----- Text excerpt -----
2016-01-11 Thread Petr Kmoch
Hi all.

I'd like to voice my opinion as a somewhat advanced CMake user here.

For me, one of the strongest points of CMake is the fact that its project
specification is procedural rather than declarative. In my current job, for
example, we have a significant framework built in CMake which handles a lot
of unique setups we have (which were largely inherited from a previous
inhouse buildsystem). Yes, the end result of our framework is that the
CMakeLists consist mostly of declarative commands from our framework, but
the implementation of these commands is heavily procedural. I am convinced
that if CMake didn't give us the procedural power required to make this
work, we couldn't have adopted it. (I had previously tried emulating bits
of this setup in a more declarative system and failed miserably).

Of course (having written much of this framework I'm talking about above),
I know all too well that a better front-end language would do a world of
good for CMake. I also understand that taking a more declarative approach
could help that, and I'm not opposed to such a change in principle.
However, please take care not to throw the baby out with the bathwater and
nerf the expressiveness of what can be done with CMake (in a procedural
way).

If I understand Brad's suggestion correctly, it would amount to a (possibly
empty) procedural step being used to generate a declarative description of
the buildsystem. This would work well in our scenario, I believe, as long
as that procedural step could be sufficiently modularised on the client
side.

I fully support introducing an alternative input language to CMake and
taking all steps necessary for this to happen, but please do this in a way
which will not restrict what CMake is capable of doing.

Petr

On Fri, Jan 8, 2016 at 5:30 PM, Brad King  wrote:

> Hi Charles,
>
> Thanks for your efforts in exploring this topic.  CMake's current language
> grew incrementally out of something that was not originally intended as a
> programming language.  The cmState refactoring Stephen Kelly has started
> is a huge step toward enabling alternative languages, but there is a long
> way to go.
-----
**Questions**
1. In the CMake mailing-list post, what does Petr name as one of the strongest points of CMake?
2. From the CMake mailing-list post, copy word for word the part that begins with the words "For me, one" and ends with "and failed miserably).".
----- Dataset extract -----
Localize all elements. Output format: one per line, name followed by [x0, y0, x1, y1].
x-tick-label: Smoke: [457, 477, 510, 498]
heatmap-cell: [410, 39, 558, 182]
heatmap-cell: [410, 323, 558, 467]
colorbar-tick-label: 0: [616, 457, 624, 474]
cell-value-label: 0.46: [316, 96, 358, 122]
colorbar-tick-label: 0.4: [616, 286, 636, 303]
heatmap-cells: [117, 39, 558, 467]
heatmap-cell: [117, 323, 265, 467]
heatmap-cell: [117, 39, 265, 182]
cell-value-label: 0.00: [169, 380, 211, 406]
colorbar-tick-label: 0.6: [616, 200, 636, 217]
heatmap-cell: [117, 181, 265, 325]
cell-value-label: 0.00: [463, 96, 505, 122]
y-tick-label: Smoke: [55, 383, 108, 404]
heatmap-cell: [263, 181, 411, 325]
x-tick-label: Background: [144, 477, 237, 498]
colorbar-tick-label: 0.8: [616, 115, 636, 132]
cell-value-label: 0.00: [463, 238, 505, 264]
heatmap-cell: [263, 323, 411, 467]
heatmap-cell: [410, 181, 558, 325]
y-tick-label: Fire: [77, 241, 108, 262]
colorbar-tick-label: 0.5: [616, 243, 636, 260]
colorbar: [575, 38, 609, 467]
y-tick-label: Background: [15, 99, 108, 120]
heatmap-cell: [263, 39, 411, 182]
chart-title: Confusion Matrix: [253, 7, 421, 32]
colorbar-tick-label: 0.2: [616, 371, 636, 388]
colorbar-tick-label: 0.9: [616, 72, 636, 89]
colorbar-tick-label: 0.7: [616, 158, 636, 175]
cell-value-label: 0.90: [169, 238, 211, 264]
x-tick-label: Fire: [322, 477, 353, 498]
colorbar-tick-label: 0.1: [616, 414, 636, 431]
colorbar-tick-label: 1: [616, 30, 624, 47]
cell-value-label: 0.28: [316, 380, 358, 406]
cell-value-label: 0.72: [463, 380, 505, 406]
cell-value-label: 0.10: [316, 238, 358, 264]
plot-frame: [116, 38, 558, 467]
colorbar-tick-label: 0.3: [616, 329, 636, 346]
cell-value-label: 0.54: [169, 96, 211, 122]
-----
**Solution list**
1. Its project specification is procedural rather than declarative.

2.
For me, one of the strongest points of CMake is the fact that its project
specification is procedural rather than declarative. In my current job, for
example, we have a significant framework built in CMake which handles a lot
of unique setups we have (which were largely inherited from a previous
inhouse buildsystem). Yes, the end result of our framework is that the
CMakeLists consist mostly of declarative commands from our framework, but
the implementation of these commands is heavily procedural. I am convinced
that if CMake didn't give us the procedural power required to make this
work, we couldn't have adopted it. (I had previously tried emulating bits
of this setup in a more declarative system and failed miserably).